**Task objective:** Write out the material exactly, with the pictures left out.

**Data entries:**
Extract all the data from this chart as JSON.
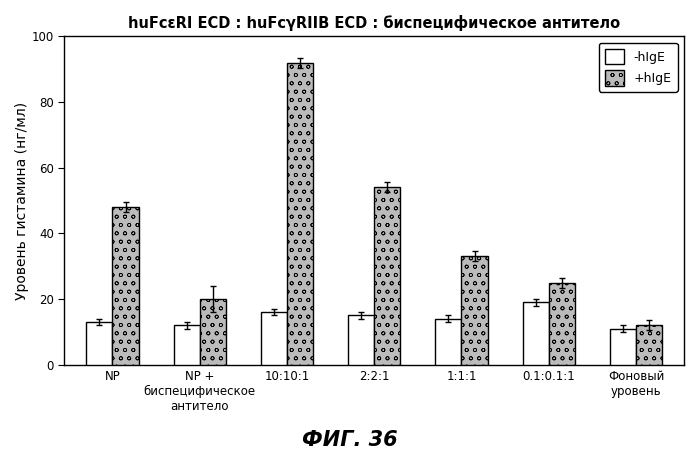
{
  "title": "huFcεRI ECD : huFcγRIIB ECD : биспецифическое антитело",
  "ylabel": "Уровень гистамина (нг/мл)",
  "caption": "ФИГ. 36",
  "categories": [
    "NP",
    "NP +\nбиспецифическое\nантитело",
    "10:10:1",
    "2:2:1",
    "1:1:1",
    "0.1:0.1:1",
    "Фоновый\nуровень"
  ],
  "minus_hIgE": [
    13,
    12,
    16,
    15,
    14,
    19,
    11
  ],
  "plus_hIgE": [
    48,
    20,
    92,
    54,
    33,
    25,
    12
  ],
  "minus_hIgE_err": [
    1.0,
    1.0,
    1.0,
    1.0,
    1.0,
    1.0,
    1.0
  ],
  "plus_hIgE_err": [
    1.5,
    4.0,
    1.5,
    1.5,
    1.5,
    1.5,
    1.5
  ],
  "ylim": [
    0,
    100
  ],
  "yticks": [
    0,
    20,
    40,
    60,
    80,
    100
  ],
  "bar_width": 0.3,
  "legend_labels": [
    "-hIgE",
    "+hIgE"
  ],
  "color_minus": "#ffffff",
  "color_plus": "#bbbbbb",
  "edgecolor": "#000000",
  "background_color": "#ffffff",
  "title_fontsize": 10.5,
  "axis_label_fontsize": 10,
  "tick_fontsize": 8.5,
  "legend_fontsize": 9,
  "caption_fontsize": 15
}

**Answer for this exercise:**
Extract all the data from this chart as JSON.
{
  "title": "huFcεRI ECD : huFcγRIIB ECD : биспецифическое антитело",
  "ylabel": "Уровень гистамина (нг/мл)",
  "caption": "ФИГ. 36",
  "categories": [
    "NP",
    "NP +\nбиспецифическое\nантитело",
    "10:10:1",
    "2:2:1",
    "1:1:1",
    "0.1:0.1:1",
    "Фоновый\nуровень"
  ],
  "minus_hIgE": [
    13,
    12,
    16,
    15,
    14,
    19,
    11
  ],
  "plus_hIgE": [
    48,
    20,
    92,
    54,
    33,
    25,
    12
  ],
  "minus_hIgE_err": [
    1.0,
    1.0,
    1.0,
    1.0,
    1.0,
    1.0,
    1.0
  ],
  "plus_hIgE_err": [
    1.5,
    4.0,
    1.5,
    1.5,
    1.5,
    1.5,
    1.5
  ],
  "ylim": [
    0,
    100
  ],
  "yticks": [
    0,
    20,
    40,
    60,
    80,
    100
  ],
  "bar_width": 0.3,
  "legend_labels": [
    "-hIgE",
    "+hIgE"
  ],
  "color_minus": "#ffffff",
  "color_plus": "#bbbbbb",
  "edgecolor": "#000000",
  "background_color": "#ffffff",
  "title_fontsize": 10.5,
  "axis_label_fontsize": 10,
  "tick_fontsize": 8.5,
  "legend_fontsize": 9,
  "caption_fontsize": 15
}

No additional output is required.